(Short task)
Draw out every line with the word "только" from the listing below.
#### Dataset rows
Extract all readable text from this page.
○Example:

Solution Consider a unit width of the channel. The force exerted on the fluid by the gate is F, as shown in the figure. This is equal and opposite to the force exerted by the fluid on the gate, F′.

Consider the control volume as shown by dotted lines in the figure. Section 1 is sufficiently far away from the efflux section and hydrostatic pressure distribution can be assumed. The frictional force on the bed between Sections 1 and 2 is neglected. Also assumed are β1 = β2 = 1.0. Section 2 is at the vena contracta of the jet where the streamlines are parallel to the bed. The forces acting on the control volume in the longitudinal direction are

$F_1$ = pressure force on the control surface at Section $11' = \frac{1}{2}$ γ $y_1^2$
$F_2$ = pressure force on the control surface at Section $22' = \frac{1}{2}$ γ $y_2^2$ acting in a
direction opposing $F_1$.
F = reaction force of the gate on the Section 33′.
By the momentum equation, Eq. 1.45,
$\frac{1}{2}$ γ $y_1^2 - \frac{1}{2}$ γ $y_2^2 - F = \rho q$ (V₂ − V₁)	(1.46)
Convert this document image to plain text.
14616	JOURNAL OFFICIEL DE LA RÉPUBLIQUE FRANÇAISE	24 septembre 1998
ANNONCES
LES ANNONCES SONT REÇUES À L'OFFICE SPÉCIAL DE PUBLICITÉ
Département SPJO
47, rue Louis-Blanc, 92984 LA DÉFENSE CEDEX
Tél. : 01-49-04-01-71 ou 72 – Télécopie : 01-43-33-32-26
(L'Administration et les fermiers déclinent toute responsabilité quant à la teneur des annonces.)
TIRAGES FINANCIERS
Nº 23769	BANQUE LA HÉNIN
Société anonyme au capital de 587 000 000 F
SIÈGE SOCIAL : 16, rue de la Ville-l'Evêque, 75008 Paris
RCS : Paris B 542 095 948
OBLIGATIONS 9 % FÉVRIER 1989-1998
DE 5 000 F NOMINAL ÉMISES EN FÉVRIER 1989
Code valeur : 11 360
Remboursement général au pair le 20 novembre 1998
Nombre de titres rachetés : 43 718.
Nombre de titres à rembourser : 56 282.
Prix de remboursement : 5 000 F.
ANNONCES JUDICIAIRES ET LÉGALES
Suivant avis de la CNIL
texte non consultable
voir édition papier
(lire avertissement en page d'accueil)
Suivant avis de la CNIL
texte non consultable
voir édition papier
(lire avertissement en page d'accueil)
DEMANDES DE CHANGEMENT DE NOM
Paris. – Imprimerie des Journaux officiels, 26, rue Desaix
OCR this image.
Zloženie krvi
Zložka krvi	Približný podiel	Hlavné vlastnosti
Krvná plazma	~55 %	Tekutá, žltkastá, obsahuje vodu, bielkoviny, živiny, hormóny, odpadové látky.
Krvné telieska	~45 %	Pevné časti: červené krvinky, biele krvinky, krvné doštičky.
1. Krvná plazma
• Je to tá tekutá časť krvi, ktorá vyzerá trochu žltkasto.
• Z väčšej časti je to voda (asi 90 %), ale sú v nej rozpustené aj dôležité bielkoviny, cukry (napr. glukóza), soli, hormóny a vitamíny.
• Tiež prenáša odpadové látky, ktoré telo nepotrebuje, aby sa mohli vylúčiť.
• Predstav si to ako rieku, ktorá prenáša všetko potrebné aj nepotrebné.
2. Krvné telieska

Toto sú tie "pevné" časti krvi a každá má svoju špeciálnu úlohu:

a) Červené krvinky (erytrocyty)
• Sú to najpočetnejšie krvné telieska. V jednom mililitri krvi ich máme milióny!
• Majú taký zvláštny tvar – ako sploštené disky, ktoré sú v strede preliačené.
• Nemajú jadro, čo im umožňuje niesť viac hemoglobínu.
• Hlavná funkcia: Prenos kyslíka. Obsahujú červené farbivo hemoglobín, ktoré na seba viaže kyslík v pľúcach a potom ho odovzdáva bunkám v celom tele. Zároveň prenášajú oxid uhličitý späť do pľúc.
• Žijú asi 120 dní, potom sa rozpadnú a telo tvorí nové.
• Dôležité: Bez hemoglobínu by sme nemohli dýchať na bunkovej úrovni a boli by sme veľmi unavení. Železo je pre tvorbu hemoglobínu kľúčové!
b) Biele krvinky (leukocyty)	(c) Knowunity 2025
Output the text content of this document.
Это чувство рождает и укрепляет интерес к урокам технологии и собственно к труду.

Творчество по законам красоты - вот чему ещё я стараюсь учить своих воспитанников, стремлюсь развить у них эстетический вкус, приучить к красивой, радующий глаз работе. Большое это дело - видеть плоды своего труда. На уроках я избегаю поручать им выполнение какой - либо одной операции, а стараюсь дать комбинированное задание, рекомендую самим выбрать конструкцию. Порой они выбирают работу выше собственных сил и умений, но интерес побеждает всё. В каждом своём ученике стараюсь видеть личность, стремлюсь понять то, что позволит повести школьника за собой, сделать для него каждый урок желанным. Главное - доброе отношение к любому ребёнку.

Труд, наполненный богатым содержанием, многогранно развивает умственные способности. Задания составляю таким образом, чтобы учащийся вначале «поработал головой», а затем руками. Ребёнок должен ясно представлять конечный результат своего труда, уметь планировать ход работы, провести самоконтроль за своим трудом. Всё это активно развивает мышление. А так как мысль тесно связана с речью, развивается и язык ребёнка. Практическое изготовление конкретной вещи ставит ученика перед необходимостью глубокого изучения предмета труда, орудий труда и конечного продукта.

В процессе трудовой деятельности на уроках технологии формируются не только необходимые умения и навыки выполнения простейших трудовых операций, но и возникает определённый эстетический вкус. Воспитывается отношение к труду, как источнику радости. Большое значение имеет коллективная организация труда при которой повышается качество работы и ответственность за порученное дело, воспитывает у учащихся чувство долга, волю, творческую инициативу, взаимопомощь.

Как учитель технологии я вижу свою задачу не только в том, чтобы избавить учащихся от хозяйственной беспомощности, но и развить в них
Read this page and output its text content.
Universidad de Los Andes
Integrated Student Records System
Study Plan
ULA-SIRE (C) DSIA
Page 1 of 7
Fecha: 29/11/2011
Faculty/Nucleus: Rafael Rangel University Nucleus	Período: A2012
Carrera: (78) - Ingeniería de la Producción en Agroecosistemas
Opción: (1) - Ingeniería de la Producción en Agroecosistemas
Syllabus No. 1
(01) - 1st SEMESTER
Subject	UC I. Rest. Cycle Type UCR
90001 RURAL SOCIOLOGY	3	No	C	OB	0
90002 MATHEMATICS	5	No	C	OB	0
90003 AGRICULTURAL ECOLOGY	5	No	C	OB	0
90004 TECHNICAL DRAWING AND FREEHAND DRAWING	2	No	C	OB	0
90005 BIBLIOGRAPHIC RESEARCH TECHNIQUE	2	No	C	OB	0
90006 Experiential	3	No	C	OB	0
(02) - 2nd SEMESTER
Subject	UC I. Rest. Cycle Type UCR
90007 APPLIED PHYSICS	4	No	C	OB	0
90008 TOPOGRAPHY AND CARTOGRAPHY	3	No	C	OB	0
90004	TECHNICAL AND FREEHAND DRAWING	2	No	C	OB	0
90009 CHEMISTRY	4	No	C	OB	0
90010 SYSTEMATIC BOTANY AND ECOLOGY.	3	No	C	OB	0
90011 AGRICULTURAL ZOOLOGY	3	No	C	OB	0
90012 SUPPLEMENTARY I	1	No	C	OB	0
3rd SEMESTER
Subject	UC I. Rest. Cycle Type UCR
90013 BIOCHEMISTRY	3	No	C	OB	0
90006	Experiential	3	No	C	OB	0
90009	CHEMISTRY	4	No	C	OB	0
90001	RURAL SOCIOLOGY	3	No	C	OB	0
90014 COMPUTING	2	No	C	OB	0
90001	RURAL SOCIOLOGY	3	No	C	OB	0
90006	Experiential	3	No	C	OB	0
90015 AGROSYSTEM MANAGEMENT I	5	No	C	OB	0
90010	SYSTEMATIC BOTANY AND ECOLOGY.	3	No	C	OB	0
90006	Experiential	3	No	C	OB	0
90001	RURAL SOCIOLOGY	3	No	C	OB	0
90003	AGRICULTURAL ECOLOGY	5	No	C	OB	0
########
(Result below)
В процессе трудовой деятельности на уроках технологии формируются не только необходимые умения и навыки выполнения простейших трудовых операций, но и возникает определённый эстетический вкус. Воспитывается отношение к труду, как источнику радости. Большое значение имеет коллективная организация труда при которой повышается качество работы и ответственность за порученное дело, воспитывает у учащихся чувство долга, волю, творческую инициативу, взаимопомощь.
Как учитель технологии я вижу свою задачу не только в том, чтобы избавить учащихся от хозяйственной беспомощности, но и развить в них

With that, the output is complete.